## Data records
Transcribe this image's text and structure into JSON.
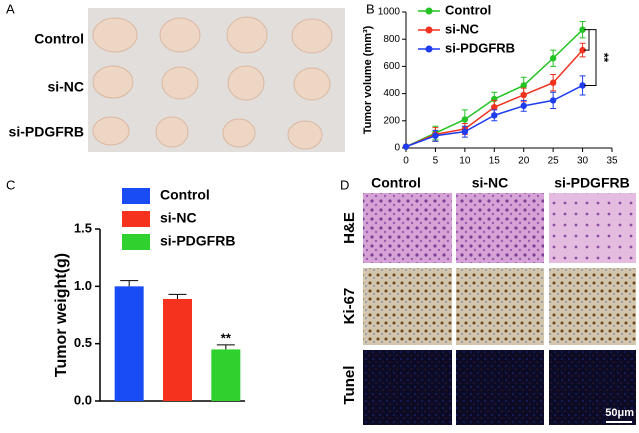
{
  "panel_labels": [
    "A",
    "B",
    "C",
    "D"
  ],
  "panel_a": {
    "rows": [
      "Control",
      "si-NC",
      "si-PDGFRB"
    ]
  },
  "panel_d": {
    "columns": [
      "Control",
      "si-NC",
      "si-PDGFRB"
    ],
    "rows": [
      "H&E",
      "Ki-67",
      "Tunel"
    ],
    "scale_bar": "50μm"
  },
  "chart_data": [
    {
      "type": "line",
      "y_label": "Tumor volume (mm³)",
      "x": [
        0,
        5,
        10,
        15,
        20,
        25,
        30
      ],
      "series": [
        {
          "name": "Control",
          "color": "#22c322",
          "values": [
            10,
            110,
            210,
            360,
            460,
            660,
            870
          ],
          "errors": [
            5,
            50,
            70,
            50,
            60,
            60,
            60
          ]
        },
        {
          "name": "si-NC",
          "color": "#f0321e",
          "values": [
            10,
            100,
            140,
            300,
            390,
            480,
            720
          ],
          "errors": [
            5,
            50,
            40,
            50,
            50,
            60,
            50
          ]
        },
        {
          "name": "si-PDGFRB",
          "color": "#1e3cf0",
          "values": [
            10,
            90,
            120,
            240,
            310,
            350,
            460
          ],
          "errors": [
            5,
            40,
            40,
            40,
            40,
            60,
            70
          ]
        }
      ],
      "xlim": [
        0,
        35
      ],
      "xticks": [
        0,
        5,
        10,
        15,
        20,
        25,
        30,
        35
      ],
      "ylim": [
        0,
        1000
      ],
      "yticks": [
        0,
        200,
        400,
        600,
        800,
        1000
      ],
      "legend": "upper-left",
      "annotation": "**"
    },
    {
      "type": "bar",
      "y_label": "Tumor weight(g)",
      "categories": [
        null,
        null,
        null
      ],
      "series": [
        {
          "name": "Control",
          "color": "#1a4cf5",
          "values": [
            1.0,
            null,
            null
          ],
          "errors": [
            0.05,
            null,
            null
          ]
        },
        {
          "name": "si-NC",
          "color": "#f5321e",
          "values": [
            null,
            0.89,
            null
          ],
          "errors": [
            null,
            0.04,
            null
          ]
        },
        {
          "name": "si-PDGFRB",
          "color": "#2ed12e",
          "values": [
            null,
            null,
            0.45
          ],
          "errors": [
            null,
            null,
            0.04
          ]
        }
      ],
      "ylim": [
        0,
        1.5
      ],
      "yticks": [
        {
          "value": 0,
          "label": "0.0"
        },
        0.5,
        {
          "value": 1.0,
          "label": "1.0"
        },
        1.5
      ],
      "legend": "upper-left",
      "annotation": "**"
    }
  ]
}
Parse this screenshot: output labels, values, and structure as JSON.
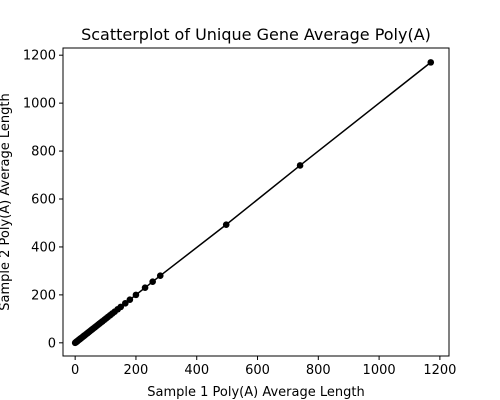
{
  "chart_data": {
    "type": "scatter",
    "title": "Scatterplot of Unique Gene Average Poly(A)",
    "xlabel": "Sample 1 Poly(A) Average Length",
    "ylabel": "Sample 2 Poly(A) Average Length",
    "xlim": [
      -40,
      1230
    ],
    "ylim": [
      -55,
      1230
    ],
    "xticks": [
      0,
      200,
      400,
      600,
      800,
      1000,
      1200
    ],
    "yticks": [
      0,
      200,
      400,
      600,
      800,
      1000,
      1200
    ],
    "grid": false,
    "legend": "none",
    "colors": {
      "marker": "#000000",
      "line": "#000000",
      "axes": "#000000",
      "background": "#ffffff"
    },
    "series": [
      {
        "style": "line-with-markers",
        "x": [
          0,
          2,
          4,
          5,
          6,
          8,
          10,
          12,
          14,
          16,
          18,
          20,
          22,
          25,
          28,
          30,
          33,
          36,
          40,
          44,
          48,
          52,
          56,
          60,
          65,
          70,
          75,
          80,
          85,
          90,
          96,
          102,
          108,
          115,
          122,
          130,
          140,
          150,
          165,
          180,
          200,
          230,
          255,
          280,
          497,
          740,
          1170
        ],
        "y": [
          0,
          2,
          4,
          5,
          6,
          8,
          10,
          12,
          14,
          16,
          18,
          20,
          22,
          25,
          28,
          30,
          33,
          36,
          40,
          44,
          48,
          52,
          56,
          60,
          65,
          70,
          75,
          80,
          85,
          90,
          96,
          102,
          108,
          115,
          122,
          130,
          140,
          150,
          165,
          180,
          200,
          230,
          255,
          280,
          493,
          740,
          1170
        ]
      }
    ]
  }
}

## Aim of the exercise
Reproduce the data above line for line, excluding every picture.

## Solved exercise
Transcribe this image's text and structure into JSON.
{
  "panel_labels": [
    "A",
    "B",
    "C",
    "D"
  ],
  "panel_a": {
    "rows": [
      "Control",
      "si-NC",
      "si-PDGFRB"
    ]
  },
  "panel_d": {
    "columns": [
      "Control",
      "si-NC",
      "si-PDGFRB"
    ],
    "rows": [
      "H&E",
      "Ki-67",
      "Tunel"
    ],
    "scale_bar": "50μm"
  },
  "chart_data": [
    {
      "type": "line",
      "y_label": "Tumor volume (mm³)",
      "x": [
        0,
        5,
        10,
        15,
        20,
        25,
        30
      ],
      "series": [
        {
          "name": "Control",
          "color": "#22c322",
          "values": [
            10,
            110,
            210,
            360,
            460,
            660,
            870
          ],
          "errors": [
            5,
            50,
            70,
            50,
            60,
            60,
            60
          ]
        },
        {
          "name": "si-NC",
          "color": "#f0321e",
          "values": [
            10,
            100,
            140,
            300,
            390,
            480,
            720
          ],
          "errors": [
            5,
            50,
            40,
            50,
            50,
            60,
            50
          ]
        },
        {
          "name": "si-PDGFRB",
          "color": "#1e3cf0",
          "values": [
            10,
            90,
            120,
            240,
            310,
            350,
            460
          ],
          "errors": [
            5,
            40,
            40,
            40,
            40,
            60,
            70
          ]
        }
      ],
      "xlim": [
        0,
        35
      ],
      "xticks": [
        0,
        5,
        10,
        15,
        20,
        25,
        30,
        35
      ],
      "ylim": [
        0,
        1000
      ],
      "yticks": [
        0,
        200,
        400,
        600,
        800,
        1000
      ],
      "legend": "upper-left",
      "annotation": "**"
    },
    {
      "type": "bar",
      "y_label": "Tumor weight(g)",
      "categories": [
        null,
        null,
        null
      ],
      "series": [
        {
          "name": "Control",
          "color": "#1a4cf5",
          "values": [
            1.0,
            null,
            null
          ],
          "errors": [
            0.05,
            null,
            null
          ]
        },
        {
          "name": "si-NC",
          "color": "#f5321e",
          "values": [
            null,
            0.89,
            null
          ],
          "errors": [
            null,
            0.04,
            null
          ]
        },
        {
          "name": "si-PDGFRB",
          "color": "#2ed12e",
          "values": [
            null,
            null,
            0.45
          ],
          "errors": [
            null,
            null,
            0.04
          ]
        }
      ],
      "ylim": [
        0,
        1.5
      ],
      "yticks": [
        {
          "value": 0,
          "label": "0.0"
        },
        0.5,
        {
          "value": 1.0,
          "label": "1.0"
        },
        1.5
      ],
      "legend": "upper-left",
      "annotation": "**"
    }
  ]
}
Parse this screenshot: output labels, values, and structure as JSON.
{
  "chart_data": {
    "type": "scatter",
    "title": "Scatterplot of Unique Gene Average Poly(A)",
    "xlabel": "Sample 1 Poly(A) Average Length",
    "ylabel": "Sample 2 Poly(A) Average Length",
    "xlim": [
      -40,
      1230
    ],
    "ylim": [
      -55,
      1230
    ],
    "xticks": [
      0,
      200,
      400,
      600,
      800,
      1000,
      1200
    ],
    "yticks": [
      0,
      200,
      400,
      600,
      800,
      1000,
      1200
    ],
    "grid": false,
    "legend": "none",
    "colors": {
      "marker": "#000000",
      "line": "#000000",
      "axes": "#000000",
      "background": "#ffffff"
    },
    "series": [
      {
        "style": "line-with-markers",
        "x": [
          0,
          2,
          4,
          5,
          6,
          8,
          10,
          12,
          14,
          16,
          18,
          20,
          22,
          25,
          28,
          30,
          33,
          36,
          40,
          44,
          48,
          52,
          56,
          60,
          65,
          70,
          75,
          80,
          85,
          90,
          96,
          102,
          108,
          115,
          122,
          130,
          140,
          150,
          165,
          180,
          200,
          230,
          255,
          280,
          497,
          740,
          1170
        ],
        "y": [
          0,
          2,
          4,
          5,
          6,
          8,
          10,
          12,
          14,
          16,
          18,
          20,
          22,
          25,
          28,
          30,
          33,
          36,
          40,
          44,
          48,
          52,
          56,
          60,
          65,
          70,
          75,
          80,
          85,
          90,
          96,
          102,
          108,
          115,
          122,
          130,
          140,
          150,
          165,
          180,
          200,
          230,
          255,
          280,
          493,
          740,
          1170
        ]
      }
    ]
  }
}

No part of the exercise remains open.